▽

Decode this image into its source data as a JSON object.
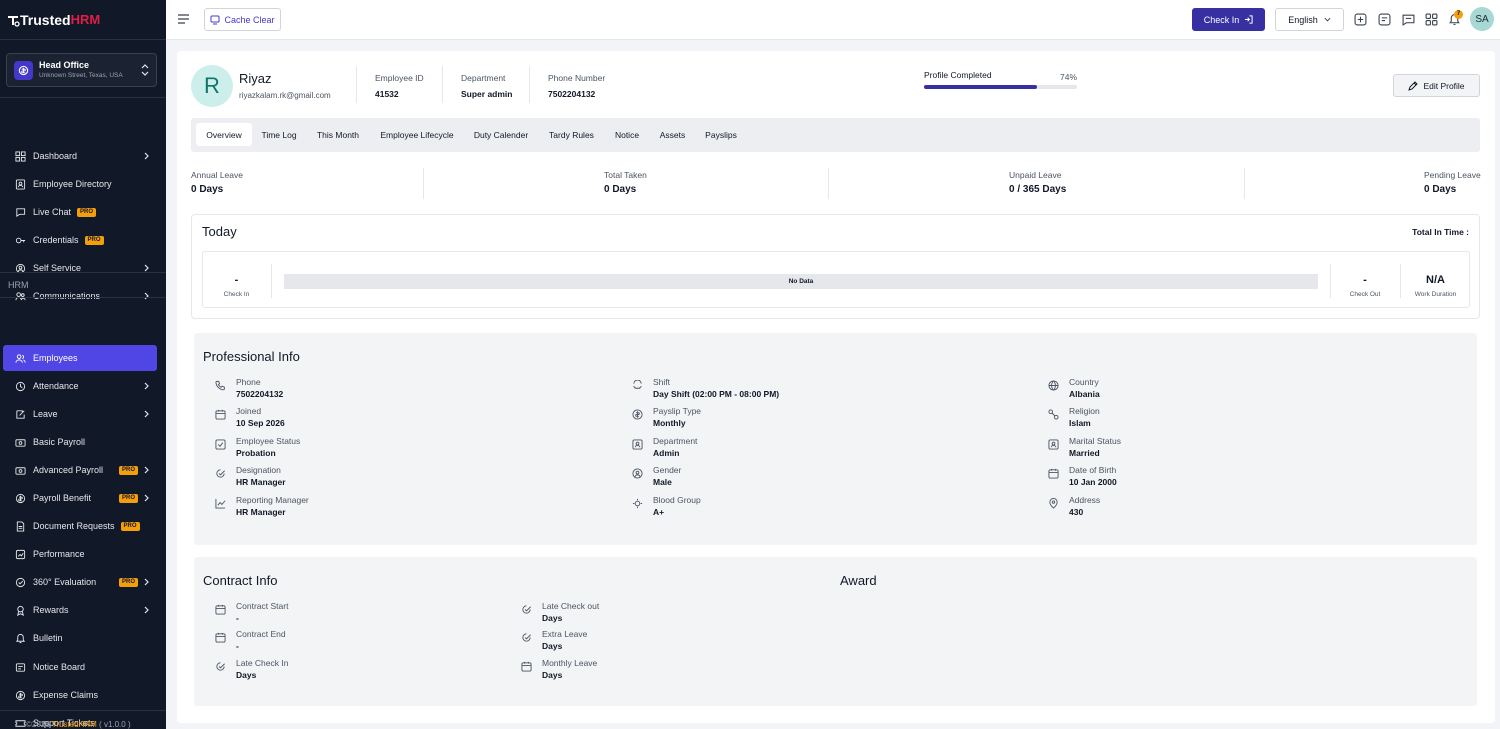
{
  "brand": {
    "trusted": "Trusted",
    "hrm": "HRM"
  },
  "branch": {
    "name": "Head Office",
    "address": "Unknown Street, Texas, USA"
  },
  "sidebar": {
    "items": [
      {
        "label": "Dashboard"
      },
      {
        "label": "Employee Directory"
      },
      {
        "label": "Live Chat",
        "badge": "PRO"
      },
      {
        "label": "Credentials",
        "badge": "PRO"
      },
      {
        "label": "Self Service"
      },
      {
        "label": "Communications"
      }
    ],
    "section_label": "HRM",
    "hrm_items": [
      {
        "label": "Employees"
      },
      {
        "label": "Attendance"
      },
      {
        "label": "Leave"
      },
      {
        "label": "Basic Payroll"
      },
      {
        "label": "Advanced Payroll",
        "badge": "PRO"
      },
      {
        "label": "Payroll Benefit",
        "badge": "PRO"
      },
      {
        "label": "Document Requests",
        "badge": "PRO"
      },
      {
        "label": "Performance"
      },
      {
        "label": "360° Evaluation",
        "badge": "PRO"
      },
      {
        "label": "Rewards"
      },
      {
        "label": "Bulletin"
      },
      {
        "label": "Notice Board"
      },
      {
        "label": "Expense Claims"
      },
      {
        "label": "Support Tickets"
      }
    ],
    "footer": {
      "copy": "©2026 ",
      "brand": "TrustedHRM",
      "version": " ( v1.0.0 )"
    }
  },
  "topbar": {
    "cache_clear": "Cache Clear",
    "check_in": "Check In",
    "language": "English",
    "notification_count": "7",
    "avatar_initials": "SA"
  },
  "profile": {
    "initial": "R",
    "name": "Riyaz",
    "email": "riyazkalam.rk@gmail.com",
    "employee_id_label": "Employee ID",
    "employee_id": "41532",
    "department_label": "Department",
    "department": "Super admin",
    "phone_label": "Phone Number",
    "phone": "7502204132",
    "completed_label": "Profile Completed",
    "completed_percent": "74%",
    "completed_fraction": 0.74,
    "edit_label": "Edit Profile"
  },
  "tabs": [
    "Overview",
    "Time Log",
    "This Month",
    "Employee Lifecycle",
    "Duty Calender",
    "Tardy Rules",
    "Notice",
    "Assets",
    "Payslips"
  ],
  "leave_stats": [
    {
      "label": "Annual Leave",
      "value": "0 Days"
    },
    {
      "label": "Total Taken",
      "value": "0 Days"
    },
    {
      "label": "Unpaid Leave",
      "value": "0 / 365 Days"
    },
    {
      "label": "Pending Leave",
      "value": "0 Days"
    }
  ],
  "today": {
    "title": "Today",
    "total_in_time": "Total In Time :",
    "check_in_value": "-",
    "check_in_label": "Check In",
    "no_data": "No Data",
    "check_out_value": "-",
    "check_out_label": "Check Out",
    "work_duration_value": "N/A",
    "work_duration_label": "Work Duration"
  },
  "professional_info": {
    "title": "Professional Info",
    "fields": [
      {
        "label": "Phone",
        "value": "7502204132",
        "icon": "phone-icon"
      },
      {
        "label": "Joined",
        "value": "10 Sep 2026",
        "icon": "calendar-icon"
      },
      {
        "label": "Employee Status",
        "value": "Probation",
        "icon": "status-icon"
      },
      {
        "label": "Designation",
        "value": "HR Manager",
        "icon": "designation-icon"
      },
      {
        "label": "Reporting Manager",
        "value": "HR Manager",
        "icon": "chart-icon"
      },
      {
        "label": "Shift",
        "value": "Day Shift (02:00 PM - 08:00 PM)",
        "icon": "shift-icon"
      },
      {
        "label": "Payslip Type",
        "value": "Monthly",
        "icon": "money-icon"
      },
      {
        "label": "Department",
        "value": "Admin",
        "icon": "department-icon"
      },
      {
        "label": "Gender",
        "value": "Male",
        "icon": "gender-icon"
      },
      {
        "label": "Blood Group",
        "value": "A+",
        "icon": "blood-icon"
      },
      {
        "label": "Country",
        "value": "Albania",
        "icon": "globe-icon"
      },
      {
        "label": "Religion",
        "value": "Islam",
        "icon": "religion-icon"
      },
      {
        "label": "Marital Status",
        "value": "Married",
        "icon": "marital-icon"
      },
      {
        "label": "Date of Birth",
        "value": "10 Jan 2000",
        "icon": "calendar-icon"
      },
      {
        "label": "Address",
        "value": "430",
        "icon": "location-icon"
      }
    ]
  },
  "contract_info": {
    "title": "Contract Info",
    "award_title": "Award",
    "fields": [
      {
        "label": "Contract Start",
        "value": "-",
        "icon": "calendar-icon"
      },
      {
        "label": "Contract End",
        "value": "-",
        "icon": "calendar-icon"
      },
      {
        "label": "Late Check In",
        "value": "Days",
        "icon": "clock-check-icon"
      },
      {
        "label": "Late Check out",
        "value": "Days",
        "icon": "clock-check-icon"
      },
      {
        "label": "Extra Leave",
        "value": "Days",
        "icon": "clock-check-icon"
      },
      {
        "label": "Monthly Leave",
        "value": "Days",
        "icon": "calendar-icon"
      }
    ]
  },
  "colors": {
    "primary": "#3730a3",
    "sidebar_bg": "#111827",
    "active_nav": "#4f46e5",
    "pro_badge": "#f59e0b"
  }
}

△

Short exercise
Restate the data above word for word. Do not include the images.

Result for this task
Decode this image into its source data as a JSON object.
{
  "brand": {
    "trusted": "Trusted",
    "hrm": "HRM"
  },
  "branch": {
    "name": "Head Office",
    "address": "Unknown Street, Texas, USA"
  },
  "sidebar": {
    "items": [
      {
        "label": "Dashboard"
      },
      {
        "label": "Employee Directory"
      },
      {
        "label": "Live Chat",
        "badge": "PRO"
      },
      {
        "label": "Credentials",
        "badge": "PRO"
      },
      {
        "label": "Self Service"
      },
      {
        "label": "Communications"
      }
    ],
    "section_label": "HRM",
    "hrm_items": [
      {
        "label": "Employees"
      },
      {
        "label": "Attendance"
      },
      {
        "label": "Leave"
      },
      {
        "label": "Basic Payroll"
      },
      {
        "label": "Advanced Payroll",
        "badge": "PRO"
      },
      {
        "label": "Payroll Benefit",
        "badge": "PRO"
      },
      {
        "label": "Document Requests",
        "badge": "PRO"
      },
      {
        "label": "Performance"
      },
      {
        "label": "360° Evaluation",
        "badge": "PRO"
      },
      {
        "label": "Rewards"
      },
      {
        "label": "Bulletin"
      },
      {
        "label": "Notice Board"
      },
      {
        "label": "Expense Claims"
      },
      {
        "label": "Support Tickets"
      }
    ],
    "footer": {
      "copy": "©2026 ",
      "brand": "TrustedHRM",
      "version": " ( v1.0.0 )"
    }
  },
  "topbar": {
    "cache_clear": "Cache Clear",
    "check_in": "Check In",
    "language": "English",
    "notification_count": "7",
    "avatar_initials": "SA"
  },
  "profile": {
    "initial": "R",
    "name": "Riyaz",
    "email": "riyazkalam.rk@gmail.com",
    "employee_id_label": "Employee ID",
    "employee_id": "41532",
    "department_label": "Department",
    "department": "Super admin",
    "phone_label": "Phone Number",
    "phone": "7502204132",
    "completed_label": "Profile Completed",
    "completed_percent": "74%",
    "completed_fraction": 0.74,
    "edit_label": "Edit Profile"
  },
  "tabs": [
    "Overview",
    "Time Log",
    "This Month",
    "Employee Lifecycle",
    "Duty Calender",
    "Tardy Rules",
    "Notice",
    "Assets",
    "Payslips"
  ],
  "leave_stats": [
    {
      "label": "Annual Leave",
      "value": "0 Days"
    },
    {
      "label": "Total Taken",
      "value": "0 Days"
    },
    {
      "label": "Unpaid Leave",
      "value": "0 / 365 Days"
    },
    {
      "label": "Pending Leave",
      "value": "0 Days"
    }
  ],
  "today": {
    "title": "Today",
    "total_in_time": "Total In Time :",
    "check_in_value": "-",
    "check_in_label": "Check In",
    "no_data": "No Data",
    "check_out_value": "-",
    "check_out_label": "Check Out",
    "work_duration_value": "N/A",
    "work_duration_label": "Work Duration"
  },
  "professional_info": {
    "title": "Professional Info",
    "fields": [
      {
        "label": "Phone",
        "value": "7502204132",
        "icon": "phone-icon"
      },
      {
        "label": "Joined",
        "value": "10 Sep 2026",
        "icon": "calendar-icon"
      },
      {
        "label": "Employee Status",
        "value": "Probation",
        "icon": "status-icon"
      },
      {
        "label": "Designation",
        "value": "HR Manager",
        "icon": "designation-icon"
      },
      {
        "label": "Reporting Manager",
        "value": "HR Manager",
        "icon": "chart-icon"
      },
      {
        "label": "Shift",
        "value": "Day Shift (02:00 PM - 08:00 PM)",
        "icon": "shift-icon"
      },
      {
        "label": "Payslip Type",
        "value": "Monthly",
        "icon": "money-icon"
      },
      {
        "label": "Department",
        "value": "Admin",
        "icon": "department-icon"
      },
      {
        "label": "Gender",
        "value": "Male",
        "icon": "gender-icon"
      },
      {
        "label": "Blood Group",
        "value": "A+",
        "icon": "blood-icon"
      },
      {
        "label": "Country",
        "value": "Albania",
        "icon": "globe-icon"
      },
      {
        "label": "Religion",
        "value": "Islam",
        "icon": "religion-icon"
      },
      {
        "label": "Marital Status",
        "value": "Married",
        "icon": "marital-icon"
      },
      {
        "label": "Date of Birth",
        "value": "10 Jan 2000",
        "icon": "calendar-icon"
      },
      {
        "label": "Address",
        "value": "430",
        "icon": "location-icon"
      }
    ]
  },
  "contract_info": {
    "title": "Contract Info",
    "award_title": "Award",
    "fields": [
      {
        "label": "Contract Start",
        "value": "-",
        "icon": "calendar-icon"
      },
      {
        "label": "Contract End",
        "value": "-",
        "icon": "calendar-icon"
      },
      {
        "label": "Late Check In",
        "value": "Days",
        "icon": "clock-check-icon"
      },
      {
        "label": "Late Check out",
        "value": "Days",
        "icon": "clock-check-icon"
      },
      {
        "label": "Extra Leave",
        "value": "Days",
        "icon": "clock-check-icon"
      },
      {
        "label": "Monthly Leave",
        "value": "Days",
        "icon": "calendar-icon"
      }
    ]
  },
  "colors": {
    "primary": "#3730a3",
    "sidebar_bg": "#111827",
    "active_nav": "#4f46e5",
    "pro_badge": "#f59e0b"
  }
}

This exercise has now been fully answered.